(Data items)
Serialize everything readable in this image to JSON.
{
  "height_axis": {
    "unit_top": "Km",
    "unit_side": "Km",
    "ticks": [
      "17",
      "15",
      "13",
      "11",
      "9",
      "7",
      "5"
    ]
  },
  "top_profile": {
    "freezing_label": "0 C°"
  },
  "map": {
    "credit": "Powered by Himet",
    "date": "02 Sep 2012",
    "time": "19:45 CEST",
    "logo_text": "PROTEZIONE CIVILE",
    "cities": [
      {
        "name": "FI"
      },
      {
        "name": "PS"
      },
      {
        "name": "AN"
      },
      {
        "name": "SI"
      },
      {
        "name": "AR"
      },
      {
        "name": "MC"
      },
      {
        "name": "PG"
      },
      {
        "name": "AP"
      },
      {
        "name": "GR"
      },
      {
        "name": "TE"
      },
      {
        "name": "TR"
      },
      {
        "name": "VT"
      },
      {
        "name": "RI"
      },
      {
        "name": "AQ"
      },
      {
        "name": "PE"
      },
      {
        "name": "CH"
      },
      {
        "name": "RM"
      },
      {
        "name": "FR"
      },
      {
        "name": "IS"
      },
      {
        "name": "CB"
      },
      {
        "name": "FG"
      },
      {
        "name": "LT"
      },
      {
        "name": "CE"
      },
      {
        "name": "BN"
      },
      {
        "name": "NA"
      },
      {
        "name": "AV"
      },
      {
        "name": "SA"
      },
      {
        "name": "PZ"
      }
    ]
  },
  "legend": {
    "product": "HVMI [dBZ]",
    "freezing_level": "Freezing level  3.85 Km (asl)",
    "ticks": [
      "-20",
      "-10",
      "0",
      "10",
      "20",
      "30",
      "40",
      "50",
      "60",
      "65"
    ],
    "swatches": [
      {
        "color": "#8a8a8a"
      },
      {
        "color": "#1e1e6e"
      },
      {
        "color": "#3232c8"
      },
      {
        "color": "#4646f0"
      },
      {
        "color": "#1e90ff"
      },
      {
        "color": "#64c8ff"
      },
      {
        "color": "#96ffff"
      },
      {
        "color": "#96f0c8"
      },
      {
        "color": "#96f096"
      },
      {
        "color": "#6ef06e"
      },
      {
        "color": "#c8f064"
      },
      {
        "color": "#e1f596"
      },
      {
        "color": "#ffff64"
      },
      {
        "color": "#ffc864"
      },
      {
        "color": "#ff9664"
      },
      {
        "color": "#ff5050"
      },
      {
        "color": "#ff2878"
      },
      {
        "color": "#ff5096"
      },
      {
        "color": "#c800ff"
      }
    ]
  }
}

--

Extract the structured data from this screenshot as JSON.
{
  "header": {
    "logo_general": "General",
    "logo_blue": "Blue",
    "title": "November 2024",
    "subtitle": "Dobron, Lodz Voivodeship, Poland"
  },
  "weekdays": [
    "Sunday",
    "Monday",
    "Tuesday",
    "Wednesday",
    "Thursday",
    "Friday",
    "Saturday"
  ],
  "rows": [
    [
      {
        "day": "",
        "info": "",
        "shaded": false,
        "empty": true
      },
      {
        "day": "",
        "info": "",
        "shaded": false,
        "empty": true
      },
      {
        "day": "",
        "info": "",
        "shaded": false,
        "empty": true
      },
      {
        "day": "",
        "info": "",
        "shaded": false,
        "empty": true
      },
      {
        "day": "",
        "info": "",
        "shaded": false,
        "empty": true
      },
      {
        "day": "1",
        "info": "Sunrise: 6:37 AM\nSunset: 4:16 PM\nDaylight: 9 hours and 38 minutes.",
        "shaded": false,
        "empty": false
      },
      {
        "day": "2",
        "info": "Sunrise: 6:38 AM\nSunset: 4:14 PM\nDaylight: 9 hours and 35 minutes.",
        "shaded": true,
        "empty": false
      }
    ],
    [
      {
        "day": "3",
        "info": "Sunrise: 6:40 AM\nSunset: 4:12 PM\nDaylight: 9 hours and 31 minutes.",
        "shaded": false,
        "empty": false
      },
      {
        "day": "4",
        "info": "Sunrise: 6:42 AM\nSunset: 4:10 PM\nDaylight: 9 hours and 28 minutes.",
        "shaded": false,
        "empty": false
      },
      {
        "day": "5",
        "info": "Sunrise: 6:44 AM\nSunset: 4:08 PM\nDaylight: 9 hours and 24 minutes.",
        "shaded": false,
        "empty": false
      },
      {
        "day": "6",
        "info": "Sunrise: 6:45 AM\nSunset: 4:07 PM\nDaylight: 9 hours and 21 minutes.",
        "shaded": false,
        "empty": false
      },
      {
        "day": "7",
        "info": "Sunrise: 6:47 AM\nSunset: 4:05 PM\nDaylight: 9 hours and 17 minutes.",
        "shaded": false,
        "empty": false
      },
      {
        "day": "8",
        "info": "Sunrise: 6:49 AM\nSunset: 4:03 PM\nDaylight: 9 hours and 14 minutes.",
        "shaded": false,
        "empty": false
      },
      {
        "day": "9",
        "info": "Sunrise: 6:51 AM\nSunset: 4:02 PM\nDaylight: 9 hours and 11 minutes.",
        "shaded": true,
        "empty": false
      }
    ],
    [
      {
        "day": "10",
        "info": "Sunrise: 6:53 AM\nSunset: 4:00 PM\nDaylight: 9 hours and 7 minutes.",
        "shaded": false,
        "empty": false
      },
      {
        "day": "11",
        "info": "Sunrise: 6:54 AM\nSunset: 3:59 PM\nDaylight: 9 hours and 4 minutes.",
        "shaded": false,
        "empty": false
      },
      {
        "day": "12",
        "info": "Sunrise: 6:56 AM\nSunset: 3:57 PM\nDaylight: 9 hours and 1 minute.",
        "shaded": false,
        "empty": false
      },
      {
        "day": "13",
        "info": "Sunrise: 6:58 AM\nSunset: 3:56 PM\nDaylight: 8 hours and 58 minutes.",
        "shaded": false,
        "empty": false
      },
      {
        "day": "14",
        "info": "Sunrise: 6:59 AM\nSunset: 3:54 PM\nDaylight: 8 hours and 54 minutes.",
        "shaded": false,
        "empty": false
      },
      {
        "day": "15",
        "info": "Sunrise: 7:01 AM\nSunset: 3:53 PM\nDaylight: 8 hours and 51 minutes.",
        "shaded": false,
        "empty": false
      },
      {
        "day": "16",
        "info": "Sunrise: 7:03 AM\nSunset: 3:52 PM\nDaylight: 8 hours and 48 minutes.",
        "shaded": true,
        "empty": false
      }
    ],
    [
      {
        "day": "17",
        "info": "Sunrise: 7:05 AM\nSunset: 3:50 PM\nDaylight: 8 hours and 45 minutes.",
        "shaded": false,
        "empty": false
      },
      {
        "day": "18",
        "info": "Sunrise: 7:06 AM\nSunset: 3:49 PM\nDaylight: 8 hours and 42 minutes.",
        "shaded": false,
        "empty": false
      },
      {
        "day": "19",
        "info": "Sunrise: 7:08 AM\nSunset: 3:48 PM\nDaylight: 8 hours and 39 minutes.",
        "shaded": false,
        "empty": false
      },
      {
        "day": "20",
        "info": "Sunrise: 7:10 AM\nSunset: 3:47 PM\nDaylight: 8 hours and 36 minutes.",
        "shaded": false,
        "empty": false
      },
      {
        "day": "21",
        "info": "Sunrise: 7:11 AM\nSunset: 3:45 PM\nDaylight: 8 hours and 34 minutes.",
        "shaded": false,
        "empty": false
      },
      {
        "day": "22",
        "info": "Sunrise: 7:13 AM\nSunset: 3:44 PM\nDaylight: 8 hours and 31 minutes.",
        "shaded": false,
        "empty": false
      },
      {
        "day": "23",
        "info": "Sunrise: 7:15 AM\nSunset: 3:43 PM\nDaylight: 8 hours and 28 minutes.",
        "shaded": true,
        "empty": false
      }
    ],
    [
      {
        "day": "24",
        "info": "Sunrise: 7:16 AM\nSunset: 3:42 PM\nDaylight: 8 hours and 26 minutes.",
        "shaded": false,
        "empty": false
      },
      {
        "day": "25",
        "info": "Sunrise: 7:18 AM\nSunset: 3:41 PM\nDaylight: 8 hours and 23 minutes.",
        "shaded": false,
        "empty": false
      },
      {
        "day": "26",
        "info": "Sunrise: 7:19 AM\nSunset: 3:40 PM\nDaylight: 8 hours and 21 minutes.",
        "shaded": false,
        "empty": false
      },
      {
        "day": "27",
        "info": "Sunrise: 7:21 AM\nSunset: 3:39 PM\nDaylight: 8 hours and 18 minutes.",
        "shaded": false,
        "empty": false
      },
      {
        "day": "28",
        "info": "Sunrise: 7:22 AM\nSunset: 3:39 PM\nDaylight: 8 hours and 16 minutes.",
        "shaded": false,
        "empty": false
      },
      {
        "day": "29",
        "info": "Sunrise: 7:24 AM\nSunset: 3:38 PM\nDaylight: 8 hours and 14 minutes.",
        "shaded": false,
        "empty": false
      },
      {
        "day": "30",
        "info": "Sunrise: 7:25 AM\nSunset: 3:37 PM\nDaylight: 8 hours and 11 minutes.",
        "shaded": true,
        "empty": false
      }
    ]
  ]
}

| Exercise instructions |
Review the material and copy each line in which the word "this" appears.

| Complete answer |
Serialize everything readable in this image to JSON.
Extract the structured data from this screenshot as JSON.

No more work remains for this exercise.